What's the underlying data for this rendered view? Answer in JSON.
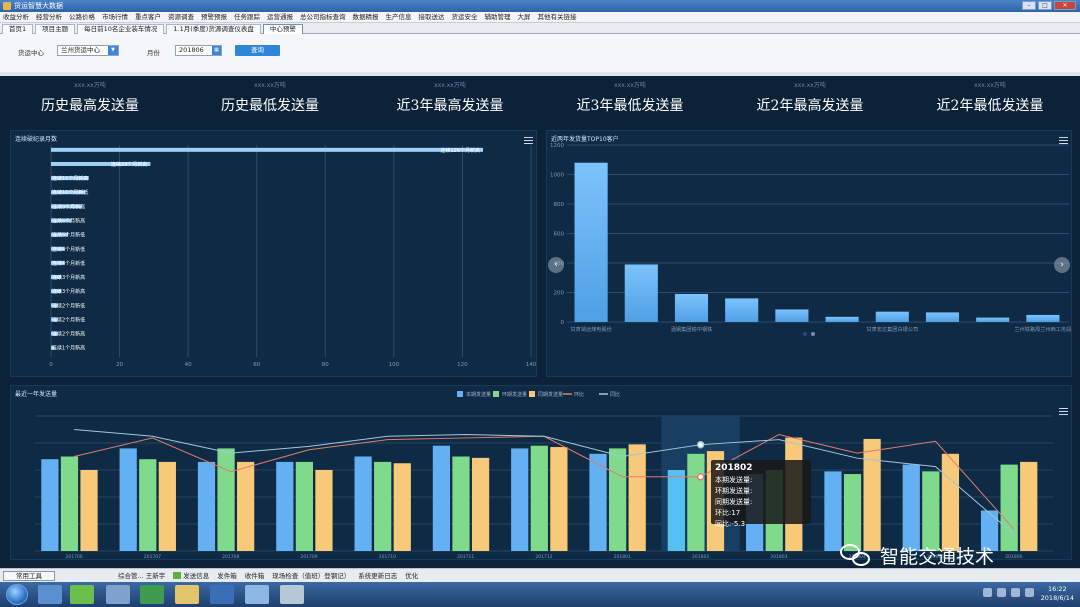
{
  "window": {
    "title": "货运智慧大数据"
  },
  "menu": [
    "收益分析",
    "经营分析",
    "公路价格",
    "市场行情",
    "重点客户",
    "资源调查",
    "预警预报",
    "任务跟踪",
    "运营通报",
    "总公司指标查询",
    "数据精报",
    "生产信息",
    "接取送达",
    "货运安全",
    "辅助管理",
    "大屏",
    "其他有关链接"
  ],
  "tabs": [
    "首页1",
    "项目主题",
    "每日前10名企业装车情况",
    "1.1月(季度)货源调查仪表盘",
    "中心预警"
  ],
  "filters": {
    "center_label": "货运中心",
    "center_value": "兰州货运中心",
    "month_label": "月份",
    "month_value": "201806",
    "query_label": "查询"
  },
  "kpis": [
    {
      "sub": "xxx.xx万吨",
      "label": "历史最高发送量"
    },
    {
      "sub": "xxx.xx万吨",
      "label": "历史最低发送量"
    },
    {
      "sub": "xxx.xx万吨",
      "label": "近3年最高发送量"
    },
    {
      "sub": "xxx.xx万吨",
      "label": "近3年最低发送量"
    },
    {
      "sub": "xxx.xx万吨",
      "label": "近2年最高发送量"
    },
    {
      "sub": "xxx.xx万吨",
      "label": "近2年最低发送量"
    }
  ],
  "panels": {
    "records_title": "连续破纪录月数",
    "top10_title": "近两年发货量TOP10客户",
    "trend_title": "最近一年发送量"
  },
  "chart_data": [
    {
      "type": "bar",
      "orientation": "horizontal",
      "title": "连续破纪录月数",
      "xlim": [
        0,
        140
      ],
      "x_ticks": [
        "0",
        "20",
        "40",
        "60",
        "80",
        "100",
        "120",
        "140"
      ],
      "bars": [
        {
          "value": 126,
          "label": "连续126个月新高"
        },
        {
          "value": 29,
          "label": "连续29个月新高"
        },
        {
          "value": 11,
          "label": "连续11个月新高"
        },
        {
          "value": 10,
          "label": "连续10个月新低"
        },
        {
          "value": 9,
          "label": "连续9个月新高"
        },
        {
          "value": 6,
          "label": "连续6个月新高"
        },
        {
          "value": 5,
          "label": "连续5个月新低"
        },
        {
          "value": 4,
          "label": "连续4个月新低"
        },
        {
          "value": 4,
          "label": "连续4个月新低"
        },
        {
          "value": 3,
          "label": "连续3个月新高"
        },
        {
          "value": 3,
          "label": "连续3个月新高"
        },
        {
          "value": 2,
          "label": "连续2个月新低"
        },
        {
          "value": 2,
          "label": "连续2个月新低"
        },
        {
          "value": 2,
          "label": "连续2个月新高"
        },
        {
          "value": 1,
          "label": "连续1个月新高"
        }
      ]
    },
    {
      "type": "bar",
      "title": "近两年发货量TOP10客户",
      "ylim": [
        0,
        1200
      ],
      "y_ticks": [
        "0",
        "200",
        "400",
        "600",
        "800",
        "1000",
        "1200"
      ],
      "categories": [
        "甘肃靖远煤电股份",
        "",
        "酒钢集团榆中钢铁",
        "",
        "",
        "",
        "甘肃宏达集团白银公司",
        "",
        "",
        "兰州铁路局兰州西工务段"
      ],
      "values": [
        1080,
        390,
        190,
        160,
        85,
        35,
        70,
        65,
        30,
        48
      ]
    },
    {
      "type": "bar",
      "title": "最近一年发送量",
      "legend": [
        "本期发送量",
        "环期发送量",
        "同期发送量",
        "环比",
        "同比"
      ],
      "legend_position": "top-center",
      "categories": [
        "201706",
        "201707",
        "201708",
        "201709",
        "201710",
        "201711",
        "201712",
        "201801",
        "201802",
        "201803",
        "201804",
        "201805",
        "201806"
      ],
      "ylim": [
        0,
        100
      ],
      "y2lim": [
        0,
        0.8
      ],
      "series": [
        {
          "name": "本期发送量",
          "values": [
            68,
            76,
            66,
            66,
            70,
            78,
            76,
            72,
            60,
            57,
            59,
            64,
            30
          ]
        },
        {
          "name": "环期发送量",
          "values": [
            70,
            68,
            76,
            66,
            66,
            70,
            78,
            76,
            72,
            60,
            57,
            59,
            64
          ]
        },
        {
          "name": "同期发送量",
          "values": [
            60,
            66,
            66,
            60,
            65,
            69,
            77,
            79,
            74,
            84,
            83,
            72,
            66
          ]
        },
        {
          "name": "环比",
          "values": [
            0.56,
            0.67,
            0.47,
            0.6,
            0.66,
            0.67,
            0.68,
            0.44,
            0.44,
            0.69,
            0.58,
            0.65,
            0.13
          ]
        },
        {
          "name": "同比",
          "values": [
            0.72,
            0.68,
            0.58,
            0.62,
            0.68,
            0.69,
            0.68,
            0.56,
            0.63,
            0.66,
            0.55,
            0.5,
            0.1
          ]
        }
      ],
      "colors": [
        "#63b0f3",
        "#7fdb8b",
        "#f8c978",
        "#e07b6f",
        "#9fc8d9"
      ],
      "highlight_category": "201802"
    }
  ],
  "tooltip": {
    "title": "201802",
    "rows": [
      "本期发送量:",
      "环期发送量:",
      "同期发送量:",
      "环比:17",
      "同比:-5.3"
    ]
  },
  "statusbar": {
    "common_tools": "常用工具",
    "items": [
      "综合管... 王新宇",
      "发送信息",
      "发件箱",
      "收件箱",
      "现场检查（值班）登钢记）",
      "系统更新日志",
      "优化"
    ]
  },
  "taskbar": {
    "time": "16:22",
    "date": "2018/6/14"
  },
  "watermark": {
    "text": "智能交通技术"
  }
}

------------------------------------------------------------

Problem details
Reproduce all entries without any change, and omit the pictures.

Result of this exercise
What's the underlying data for this rendered view? Answer in JSON.
{
  "window": {
    "title": "货运智慧大数据"
  },
  "menu": [
    "收益分析",
    "经营分析",
    "公路价格",
    "市场行情",
    "重点客户",
    "资源调查",
    "预警预报",
    "任务跟踪",
    "运营通报",
    "总公司指标查询",
    "数据精报",
    "生产信息",
    "接取送达",
    "货运安全",
    "辅助管理",
    "大屏",
    "其他有关链接"
  ],
  "tabs": [
    "首页1",
    "项目主题",
    "每日前10名企业装车情况",
    "1.1月(季度)货源调查仪表盘",
    "中心预警"
  ],
  "filters": {
    "center_label": "货运中心",
    "center_value": "兰州货运中心",
    "month_label": "月份",
    "month_value": "201806",
    "query_label": "查询"
  },
  "kpis": [
    {
      "sub": "xxx.xx万吨",
      "label": "历史最高发送量"
    },
    {
      "sub": "xxx.xx万吨",
      "label": "历史最低发送量"
    },
    {
      "sub": "xxx.xx万吨",
      "label": "近3年最高发送量"
    },
    {
      "sub": "xxx.xx万吨",
      "label": "近3年最低发送量"
    },
    {
      "sub": "xxx.xx万吨",
      "label": "近2年最高发送量"
    },
    {
      "sub": "xxx.xx万吨",
      "label": "近2年最低发送量"
    }
  ],
  "panels": {
    "records_title": "连续破纪录月数",
    "top10_title": "近两年发货量TOP10客户",
    "trend_title": "最近一年发送量"
  },
  "chart_data": [
    {
      "type": "bar",
      "orientation": "horizontal",
      "title": "连续破纪录月数",
      "xlim": [
        0,
        140
      ],
      "x_ticks": [
        "0",
        "20",
        "40",
        "60",
        "80",
        "100",
        "120",
        "140"
      ],
      "bars": [
        {
          "value": 126,
          "label": "连续126个月新高"
        },
        {
          "value": 29,
          "label": "连续29个月新高"
        },
        {
          "value": 11,
          "label": "连续11个月新高"
        },
        {
          "value": 10,
          "label": "连续10个月新低"
        },
        {
          "value": 9,
          "label": "连续9个月新高"
        },
        {
          "value": 6,
          "label": "连续6个月新高"
        },
        {
          "value": 5,
          "label": "连续5个月新低"
        },
        {
          "value": 4,
          "label": "连续4个月新低"
        },
        {
          "value": 4,
          "label": "连续4个月新低"
        },
        {
          "value": 3,
          "label": "连续3个月新高"
        },
        {
          "value": 3,
          "label": "连续3个月新高"
        },
        {
          "value": 2,
          "label": "连续2个月新低"
        },
        {
          "value": 2,
          "label": "连续2个月新低"
        },
        {
          "value": 2,
          "label": "连续2个月新高"
        },
        {
          "value": 1,
          "label": "连续1个月新高"
        }
      ]
    },
    {
      "type": "bar",
      "title": "近两年发货量TOP10客户",
      "ylim": [
        0,
        1200
      ],
      "y_ticks": [
        "0",
        "200",
        "400",
        "600",
        "800",
        "1000",
        "1200"
      ],
      "categories": [
        "甘肃靖远煤电股份",
        "",
        "酒钢集团榆中钢铁",
        "",
        "",
        "",
        "甘肃宏达集团白银公司",
        "",
        "",
        "兰州铁路局兰州西工务段"
      ],
      "values": [
        1080,
        390,
        190,
        160,
        85,
        35,
        70,
        65,
        30,
        48
      ]
    },
    {
      "type": "bar",
      "title": "最近一年发送量",
      "legend": [
        "本期发送量",
        "环期发送量",
        "同期发送量",
        "环比",
        "同比"
      ],
      "legend_position": "top-center",
      "categories": [
        "201706",
        "201707",
        "201708",
        "201709",
        "201710",
        "201711",
        "201712",
        "201801",
        "201802",
        "201803",
        "201804",
        "201805",
        "201806"
      ],
      "ylim": [
        0,
        100
      ],
      "y2lim": [
        0,
        0.8
      ],
      "series": [
        {
          "name": "本期发送量",
          "values": [
            68,
            76,
            66,
            66,
            70,
            78,
            76,
            72,
            60,
            57,
            59,
            64,
            30
          ]
        },
        {
          "name": "环期发送量",
          "values": [
            70,
            68,
            76,
            66,
            66,
            70,
            78,
            76,
            72,
            60,
            57,
            59,
            64
          ]
        },
        {
          "name": "同期发送量",
          "values": [
            60,
            66,
            66,
            60,
            65,
            69,
            77,
            79,
            74,
            84,
            83,
            72,
            66
          ]
        },
        {
          "name": "环比",
          "values": [
            0.56,
            0.67,
            0.47,
            0.6,
            0.66,
            0.67,
            0.68,
            0.44,
            0.44,
            0.69,
            0.58,
            0.65,
            0.13
          ]
        },
        {
          "name": "同比",
          "values": [
            0.72,
            0.68,
            0.58,
            0.62,
            0.68,
            0.69,
            0.68,
            0.56,
            0.63,
            0.66,
            0.55,
            0.5,
            0.1
          ]
        }
      ],
      "colors": [
        "#63b0f3",
        "#7fdb8b",
        "#f8c978",
        "#e07b6f",
        "#9fc8d9"
      ],
      "highlight_category": "201802"
    }
  ],
  "tooltip": {
    "title": "201802",
    "rows": [
      "本期发送量:",
      "环期发送量:",
      "同期发送量:",
      "环比:17",
      "同比:-5.3"
    ]
  },
  "statusbar": {
    "common_tools": "常用工具",
    "items": [
      "综合管... 王新宇",
      "发送信息",
      "发件箱",
      "收件箱",
      "现场检查（值班）登钢记）",
      "系统更新日志",
      "优化"
    ]
  },
  "taskbar": {
    "time": "16:22",
    "date": "2018/6/14"
  },
  "watermark": {
    "text": "智能交通技术"
  }
}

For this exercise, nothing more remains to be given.